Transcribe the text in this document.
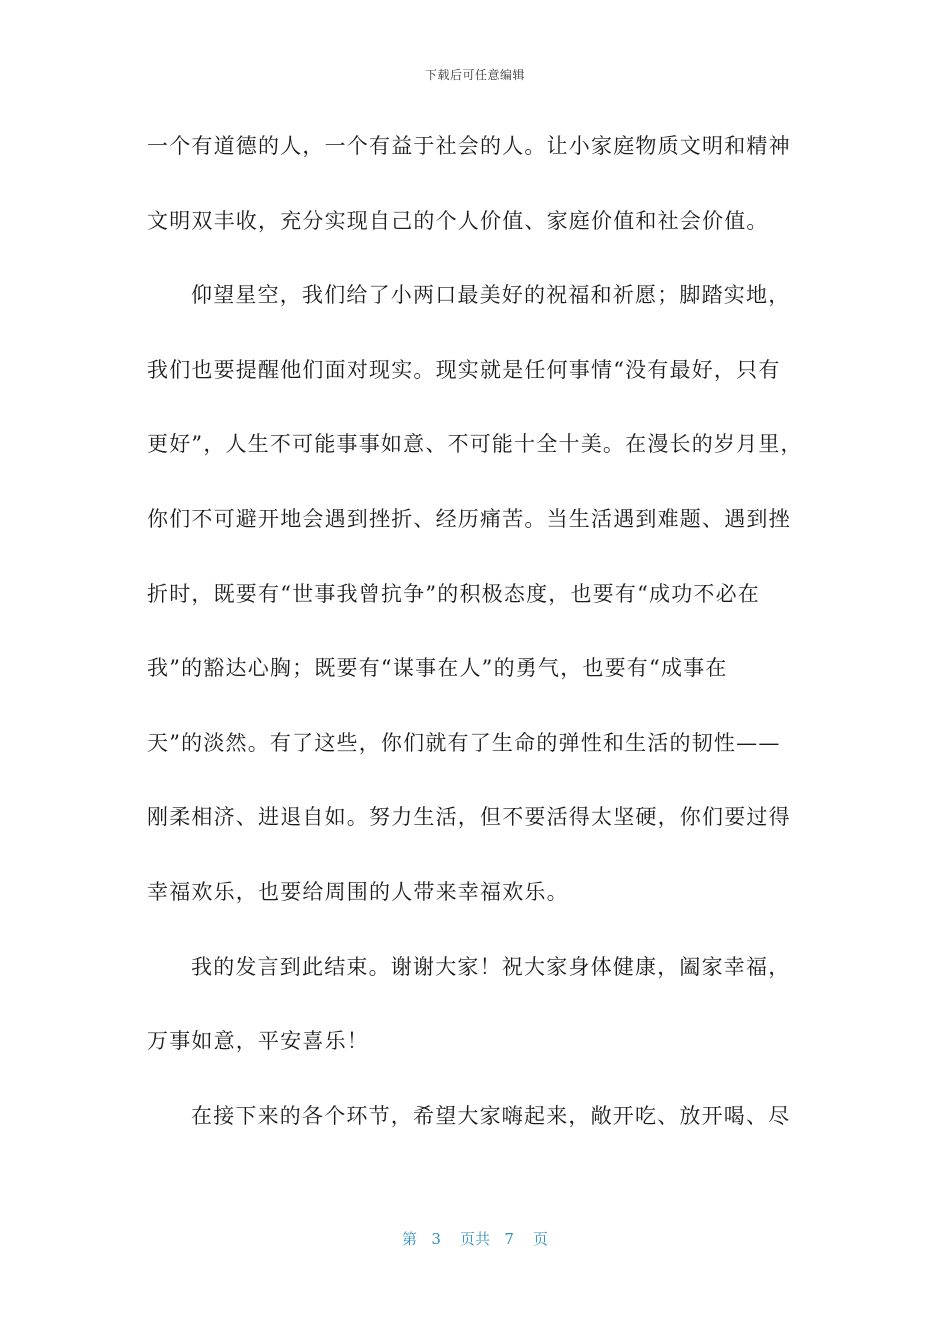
下载后可任意编辑
一个有道德的人，一个有益于社会的人。让小家庭物质文明和精神
文明双丰收，充分实现自己的个人价值、家庭价值和社会价值。
仰望星空，我们给了小两口最美好的祝福和祈愿；脚踏实地，
我们也要提醒他们面对现实。现实就是任何事情“没有最好，只有
更好”，人生不可能事事如意、不可能十全十美。在漫长的岁月里，
你们不可避开地会遇到挫折、经历痛苦。当生活遇到难题、遇到挫
折时，既要有“世事我曾抗争”的积极态度，也要有“成功不必在
我”的豁达心胸；既要有“谋事在人”的勇气，也要有“成事在
天”的淡然。有了这些，你们就有了生命的弹性和生活的韧性——
刚柔相济、进退自如。努力生活，但不要活得太坚硬，你们要过得
幸福欢乐，也要给周围的人带来幸福欢乐。
我的发言到此结束。谢谢大家！祝大家身体健康，阖家幸福，
万事如意，平安喜乐！
在接下来的各个环节，希望大家嗨起来，敞开吃、放开喝、尽
第 3 页共 7 页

********

▶ [What to work on]
Each entry above should be reproduced exactly, with the pictures removed.

▶ [The response]
Transcribe the text in this document.
下载后可任意编辑
一个有道德的人，一个有益于社会的人。让小家庭物质文明和精神
文明双丰收，充分实现自己的个人价值、家庭价值和社会价值。
仰望星空，我们给了小两口最美好的祝福和祈愿；脚踏实地，
我们也要提醒他们面对现实。现实就是任何事情“没有最好，只有
更好”，人生不可能事事如意、不可能十全十美。在漫长的岁月里，
你们不可避开地会遇到挫折、经历痛苦。当生活遇到难题、遇到挫
折时，既要有“世事我曾抗争”的积极态度，也要有“成功不必在
我”的豁达心胸；既要有“谋事在人”的勇气，也要有“成事在
天”的淡然。有了这些，你们就有了生命的弹性和生活的韧性——
刚柔相济、进退自如。努力生活，但不要活得太坚硬，你们要过得
幸福欢乐，也要给周围的人带来幸福欢乐。
我的发言到此结束。谢谢大家！祝大家身体健康，阖家幸福，
万事如意，平安喜乐！
在接下来的各个环节，希望大家嗨起来，敞开吃、放开喝、尽
第 3 页共 7 页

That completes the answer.